§ OBJECTIVE
Below is a block of records; return all of them exactly, but without the images.

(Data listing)
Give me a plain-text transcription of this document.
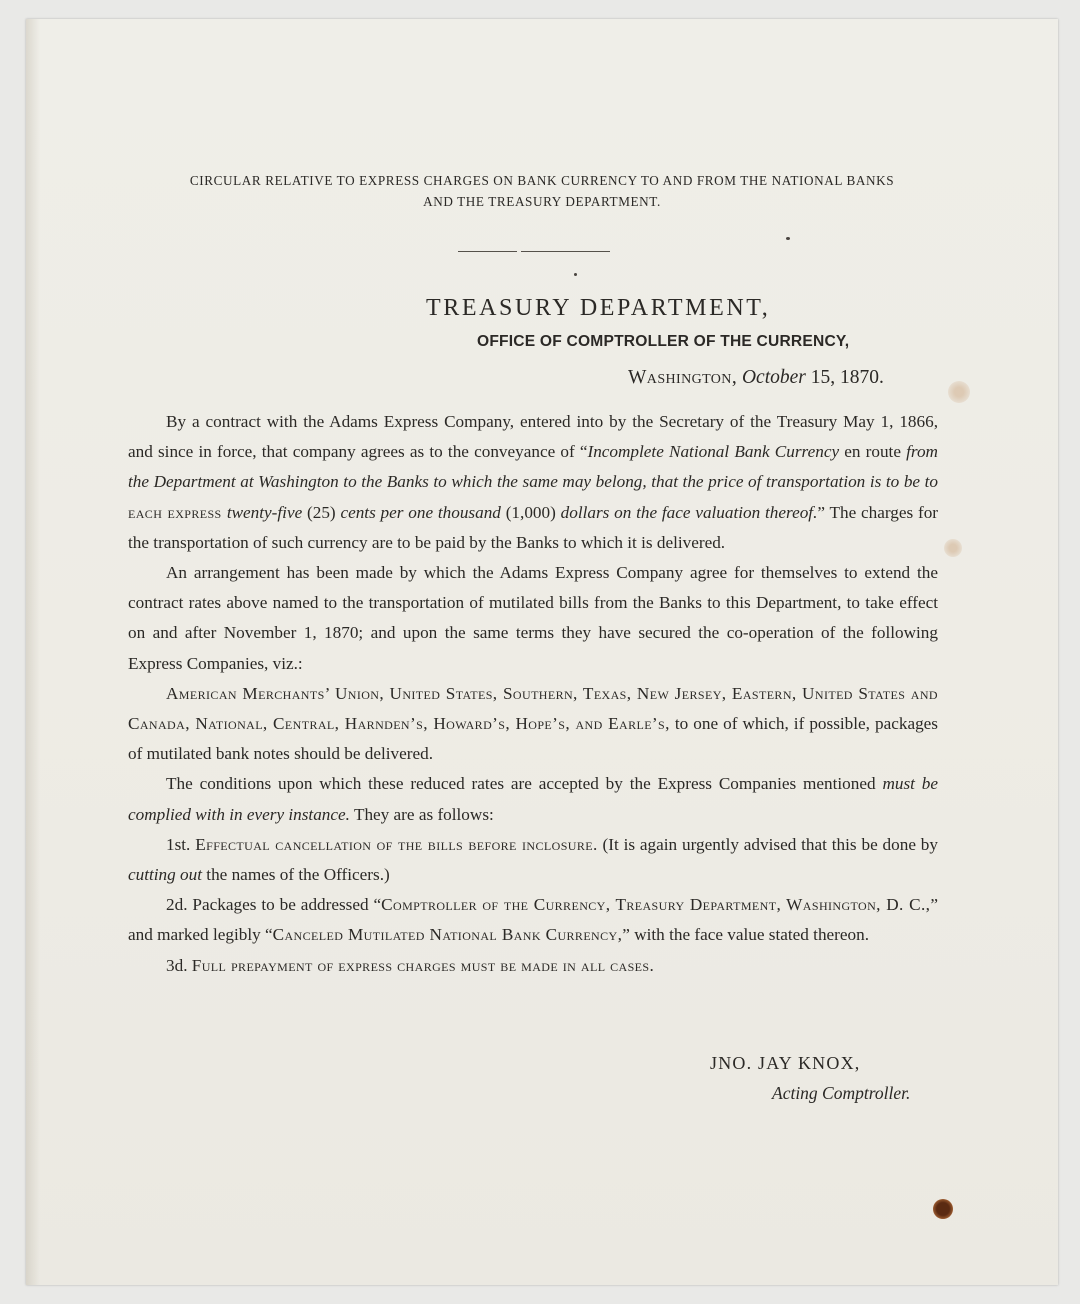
CIRCULAR RELATIVE TO EXPRESS CHARGES ON BANK CURRENCY TO AND FROM THE NATIONAL BANKS
AND THE TREASURY DEPARTMENT.
TREASURY DEPARTMENT,
OFFICE OF COMPTROLLER OF THE CURRENCY,
Washington, October 15, 1870.

By a contract with the Adams Express Company, entered into by the Secretary of the Treasury May 1, 1866, and since in force, that company agrees as to the conveyance of “Incomplete National Bank Currency en route from the Department at Washington to the Banks to which the same may belong, that the price of transportation is to be to each express twenty-five (25) cents per one thousand (1,000) dollars on the face valuation thereof.” The charges for the transportation of such currency are to be paid by the Banks to which it is delivered.

An arrangement has been made by which the Adams Express Company agree for themselves to extend the contract rates above named to the transportation of mutilated bills from the Banks to this Department, to take effect on and after November 1, 1870; and upon the same terms they have secured the co-operation of the following Express Companies, viz.:

American Merchants’ Union, United States, Southern, Texas, New Jersey, Eastern, United States and Canada, National, Central, Harnden’s, Howard’s, Hope’s, and Earle’s, to one of which, if possible, packages of mutilated bank notes should be delivered.

The conditions upon which these reduced rates are accepted by the Express Companies mentioned must be complied with in every instance. They are as follows:

1st. Effectual cancellation of the bills before inclosure. (It is again urgently advised that this be done by cutting out the names of the Officers.)

2d. Packages to be addressed “Comptroller of the Currency, Treasury Department, Washington, D. C.,” and marked legibly “Canceled Mutilated National Bank Currency,” with the face value stated thereon.

3d. Full prepayment of express charges must be made in all cases.

JNO. JAY KNOX,
Acting Comptroller.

§ ANSWER
Give me a plain-text transcription of this document.
CIRCULAR RELATIVE TO EXPRESS CHARGES ON BANK CURRENCY TO AND FROM THE NATIONAL BANKS
AND THE TREASURY DEPARTMENT.
TREASURY DEPARTMENT,
OFFICE OF COMPTROLLER OF THE CURRENCY,
Washington, October 15, 1870.

By a contract with the Adams Express Company, entered into by the Secretary of the Treasury May 1, 1866, and since in force, that company agrees as to the conveyance of “Incomplete National Bank Currency en route from the Department at Washington to the Banks to which the same may belong, that the price of transportation is to be to each express twenty-five (25) cents per one thousand (1,000) dollars on the face valuation thereof.” The charges for the transportation of such currency are to be paid by the Banks to which it is delivered.

An arrangement has been made by which the Adams Express Company agree for themselves to extend the contract rates above named to the transportation of mutilated bills from the Banks to this Department, to take effect on and after November 1, 1870; and upon the same terms they have secured the co-operation of the following Express Companies, viz.:

American Merchants’ Union, United States, Southern, Texas, New Jersey, Eastern, United States and Canada, National, Central, Harnden’s, Howard’s, Hope’s, and Earle’s, to one of which, if possible, packages of mutilated bank notes should be delivered.

The conditions upon which these reduced rates are accepted by the Express Companies mentioned must be complied with in every instance. They are as follows:

1st. Effectual cancellation of the bills before inclosure. (It is again urgently advised that this be done by cutting out the names of the Officers.)

2d. Packages to be addressed “Comptroller of the Currency, Treasury Department, Washington, D. C.,” and marked legibly “Canceled Mutilated National Bank Currency,” with the face value stated thereon.

3d. Full prepayment of express charges must be made in all cases.

JNO. JAY KNOX,
Acting Comptroller.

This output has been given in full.